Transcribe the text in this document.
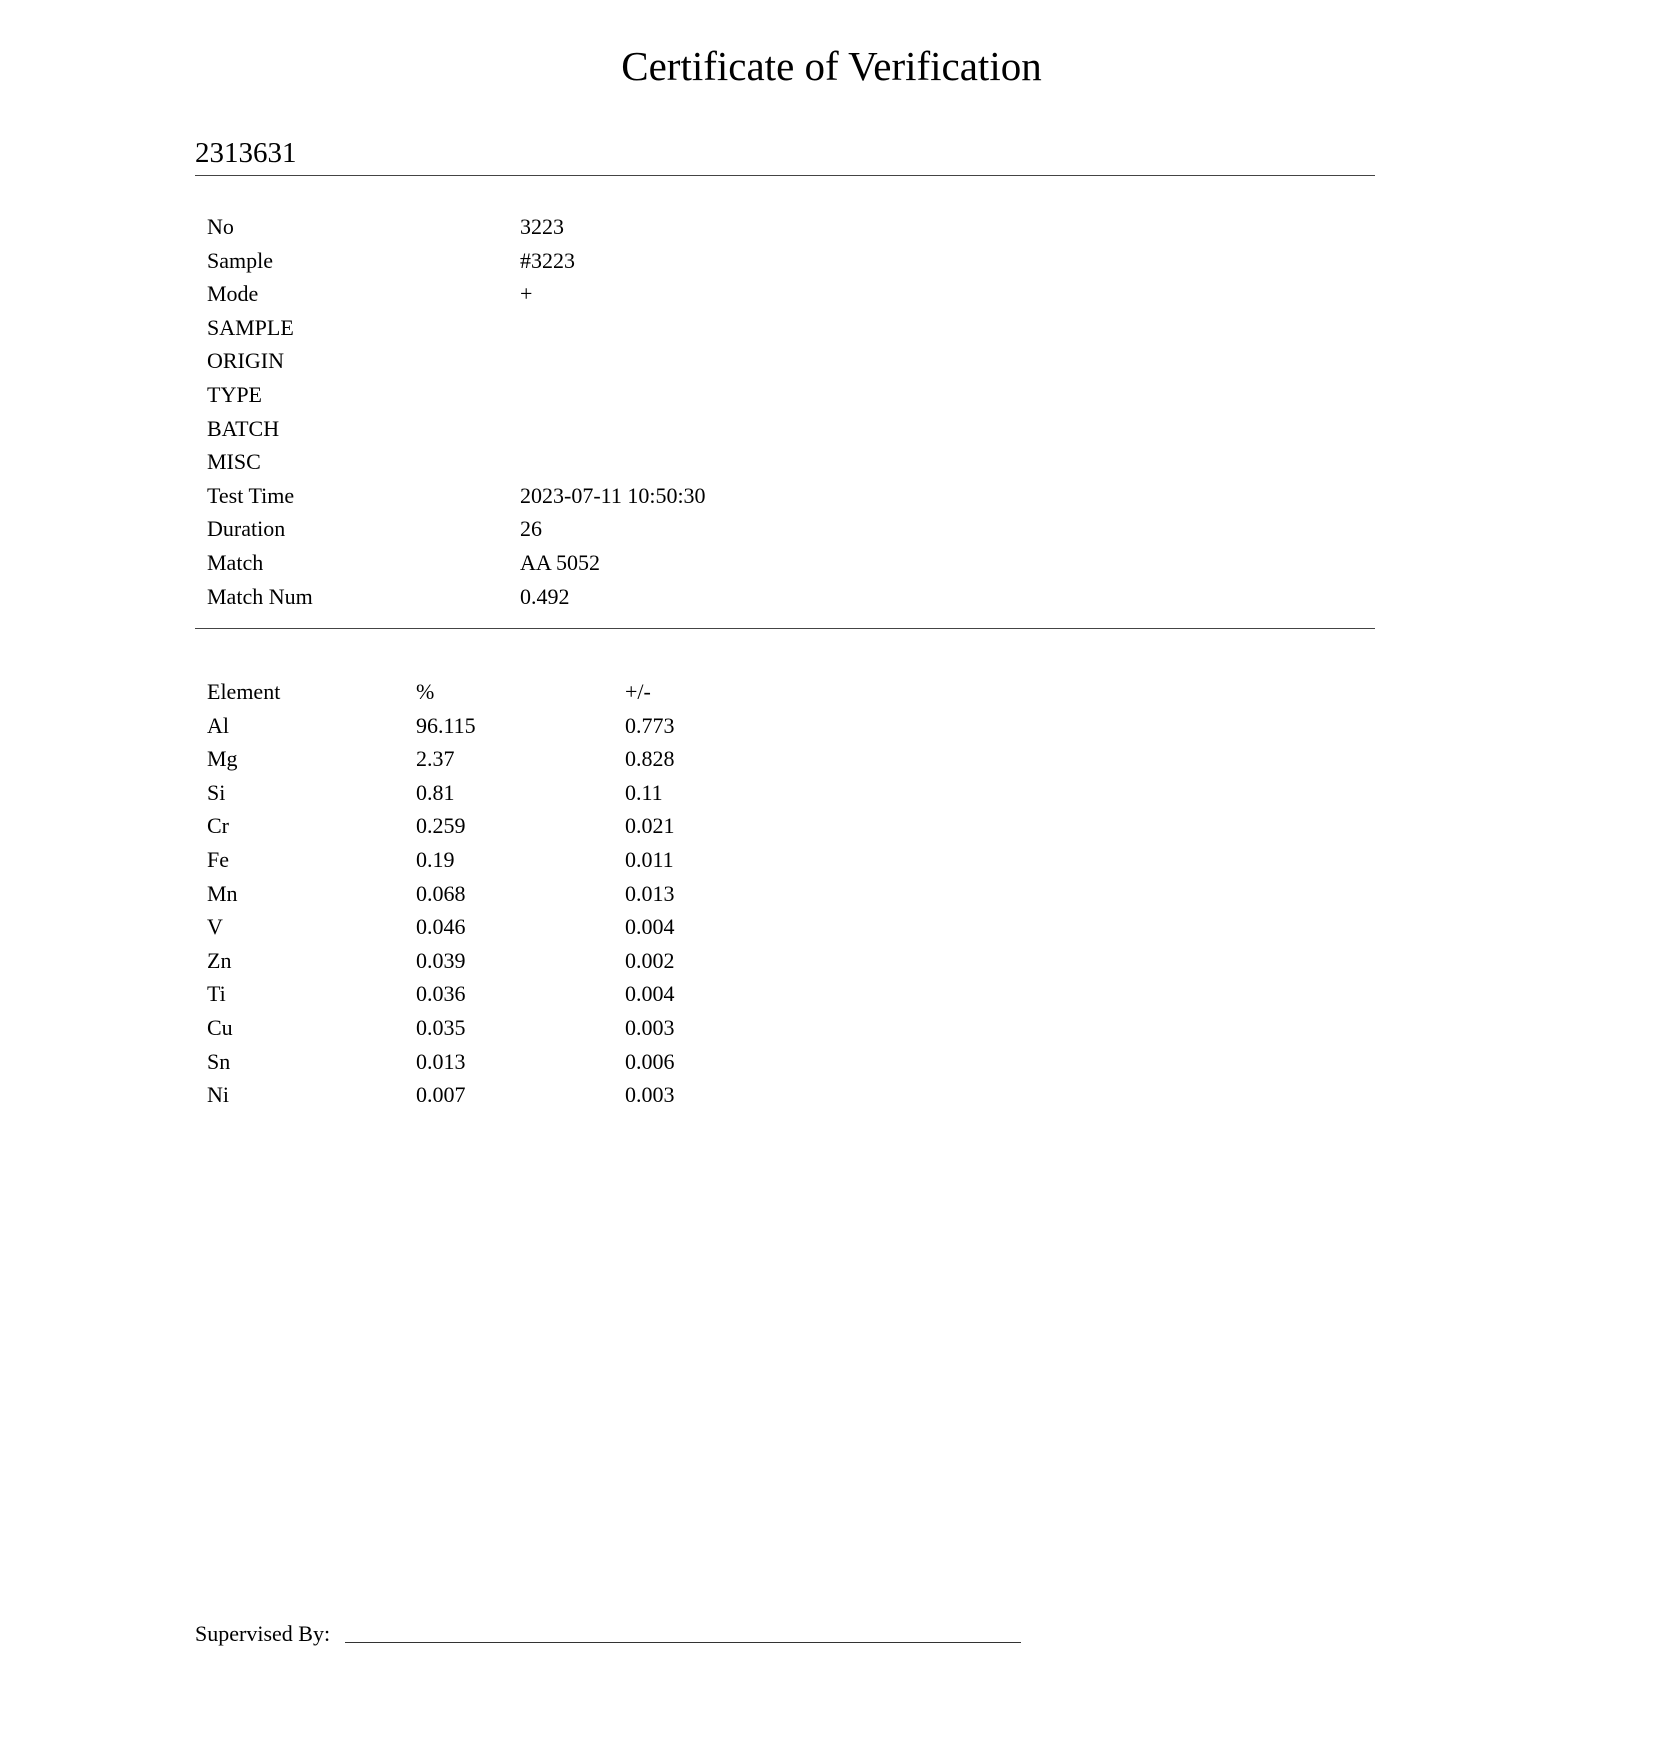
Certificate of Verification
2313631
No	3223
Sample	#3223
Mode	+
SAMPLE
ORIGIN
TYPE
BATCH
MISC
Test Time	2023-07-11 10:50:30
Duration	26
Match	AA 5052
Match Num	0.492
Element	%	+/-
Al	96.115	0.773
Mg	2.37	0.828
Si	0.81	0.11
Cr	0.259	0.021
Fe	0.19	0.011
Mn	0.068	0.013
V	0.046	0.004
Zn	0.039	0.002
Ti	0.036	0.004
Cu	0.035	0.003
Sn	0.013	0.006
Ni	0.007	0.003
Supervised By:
---
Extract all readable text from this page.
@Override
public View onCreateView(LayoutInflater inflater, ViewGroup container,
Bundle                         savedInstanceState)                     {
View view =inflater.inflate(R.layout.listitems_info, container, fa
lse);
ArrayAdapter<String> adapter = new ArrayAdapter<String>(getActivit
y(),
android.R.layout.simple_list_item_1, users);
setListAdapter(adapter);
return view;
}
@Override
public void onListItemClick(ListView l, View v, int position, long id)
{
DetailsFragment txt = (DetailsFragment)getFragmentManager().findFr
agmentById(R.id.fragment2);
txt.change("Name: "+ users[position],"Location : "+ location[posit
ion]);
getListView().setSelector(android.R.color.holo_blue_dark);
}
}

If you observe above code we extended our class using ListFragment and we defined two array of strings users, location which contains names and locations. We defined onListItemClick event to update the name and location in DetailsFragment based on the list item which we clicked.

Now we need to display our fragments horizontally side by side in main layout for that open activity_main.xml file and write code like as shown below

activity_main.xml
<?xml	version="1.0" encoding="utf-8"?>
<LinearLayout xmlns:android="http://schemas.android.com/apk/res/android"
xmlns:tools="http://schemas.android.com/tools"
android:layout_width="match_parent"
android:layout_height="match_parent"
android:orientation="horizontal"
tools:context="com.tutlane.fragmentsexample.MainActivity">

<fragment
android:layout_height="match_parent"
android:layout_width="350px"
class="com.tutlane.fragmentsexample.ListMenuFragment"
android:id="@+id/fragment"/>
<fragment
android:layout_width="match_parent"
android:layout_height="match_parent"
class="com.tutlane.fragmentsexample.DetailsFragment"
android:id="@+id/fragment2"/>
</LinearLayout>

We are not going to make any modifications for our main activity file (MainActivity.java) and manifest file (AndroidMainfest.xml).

== EXERCISE AIM ==
Search the data for "adapter". Copy every matching line.

== ANSWER IN FULL ==
ArrayAdapter<String> adapter = new ArrayAdapter<String>(getActivit
setListAdapter(adapter);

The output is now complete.